- [Goal]: Using the passage about "Take Five," explain why Desmond made up stories about where the piece came from.

After “Take Five” became one of the most familiar pieces of music in the world, Desmond tired of questions about it and amused himself by concocting stories about the piece’s origins. His favorite version linked it with his gambling habit. He told people that he was inspired by the rhythmic sounds that slot machines make—down, back, click-click-click.
“Have you ever heard that?” Dave Brubeck said, laughing. “I read that somewhere and I said, ‘Come on, Paul, no.’ It was Joe Morello who gave him that rhythm.”

Stored items
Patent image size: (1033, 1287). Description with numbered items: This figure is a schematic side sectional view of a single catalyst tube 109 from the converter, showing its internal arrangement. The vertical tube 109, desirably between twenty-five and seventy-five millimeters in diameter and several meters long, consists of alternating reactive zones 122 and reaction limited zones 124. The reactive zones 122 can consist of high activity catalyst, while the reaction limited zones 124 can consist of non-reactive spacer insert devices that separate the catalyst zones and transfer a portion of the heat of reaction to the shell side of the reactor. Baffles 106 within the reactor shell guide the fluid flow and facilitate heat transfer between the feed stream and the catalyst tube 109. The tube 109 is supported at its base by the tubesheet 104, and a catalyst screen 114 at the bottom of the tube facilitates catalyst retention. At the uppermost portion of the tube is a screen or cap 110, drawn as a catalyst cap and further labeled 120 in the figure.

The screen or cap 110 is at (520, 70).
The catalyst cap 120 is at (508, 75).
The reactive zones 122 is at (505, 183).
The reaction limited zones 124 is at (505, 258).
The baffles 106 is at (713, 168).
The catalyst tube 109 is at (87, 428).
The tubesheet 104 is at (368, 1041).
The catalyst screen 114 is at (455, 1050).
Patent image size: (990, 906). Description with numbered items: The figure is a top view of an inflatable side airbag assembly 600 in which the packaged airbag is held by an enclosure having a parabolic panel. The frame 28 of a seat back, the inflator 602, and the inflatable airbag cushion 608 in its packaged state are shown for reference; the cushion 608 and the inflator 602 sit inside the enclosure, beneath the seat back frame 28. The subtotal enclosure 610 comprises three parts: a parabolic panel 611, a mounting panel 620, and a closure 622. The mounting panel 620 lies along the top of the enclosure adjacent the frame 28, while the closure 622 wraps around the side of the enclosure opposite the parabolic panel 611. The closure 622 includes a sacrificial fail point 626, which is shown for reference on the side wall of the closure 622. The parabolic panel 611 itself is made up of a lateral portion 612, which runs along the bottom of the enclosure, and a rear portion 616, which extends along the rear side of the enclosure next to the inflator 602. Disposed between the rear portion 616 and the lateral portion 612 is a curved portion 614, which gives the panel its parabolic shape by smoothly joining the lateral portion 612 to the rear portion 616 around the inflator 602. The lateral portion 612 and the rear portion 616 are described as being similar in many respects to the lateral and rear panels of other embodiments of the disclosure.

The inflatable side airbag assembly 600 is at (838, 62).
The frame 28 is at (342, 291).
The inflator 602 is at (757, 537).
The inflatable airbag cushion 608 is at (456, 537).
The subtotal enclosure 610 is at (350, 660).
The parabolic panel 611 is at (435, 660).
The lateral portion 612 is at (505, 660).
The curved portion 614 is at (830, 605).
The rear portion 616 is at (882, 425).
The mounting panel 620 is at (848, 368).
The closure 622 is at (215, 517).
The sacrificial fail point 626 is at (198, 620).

--

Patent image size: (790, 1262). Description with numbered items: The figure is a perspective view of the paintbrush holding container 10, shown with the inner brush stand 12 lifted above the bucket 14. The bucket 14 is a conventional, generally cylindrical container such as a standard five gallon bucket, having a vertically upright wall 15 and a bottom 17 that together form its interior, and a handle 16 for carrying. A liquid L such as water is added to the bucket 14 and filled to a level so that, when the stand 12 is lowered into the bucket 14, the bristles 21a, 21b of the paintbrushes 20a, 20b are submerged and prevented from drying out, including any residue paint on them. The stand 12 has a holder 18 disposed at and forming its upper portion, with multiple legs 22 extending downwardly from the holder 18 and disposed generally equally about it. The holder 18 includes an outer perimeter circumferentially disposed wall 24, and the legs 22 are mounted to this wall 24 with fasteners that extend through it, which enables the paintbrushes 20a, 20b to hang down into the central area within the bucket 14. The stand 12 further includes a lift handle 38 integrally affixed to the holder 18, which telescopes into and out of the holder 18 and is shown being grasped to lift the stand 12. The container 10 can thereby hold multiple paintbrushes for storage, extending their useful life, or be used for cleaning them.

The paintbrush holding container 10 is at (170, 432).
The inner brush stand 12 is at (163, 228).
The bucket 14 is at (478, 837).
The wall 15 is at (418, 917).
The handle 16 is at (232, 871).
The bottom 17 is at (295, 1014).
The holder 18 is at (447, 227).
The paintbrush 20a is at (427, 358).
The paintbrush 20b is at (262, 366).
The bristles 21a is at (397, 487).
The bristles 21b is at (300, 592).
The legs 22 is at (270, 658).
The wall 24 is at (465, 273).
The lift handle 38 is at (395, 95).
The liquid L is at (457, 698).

- [Full response]: After "Take Five" became one of the most familiar pieces of music in the world, Desmond grew tired of being asked about it. He invented stories about its origins to amuse himself.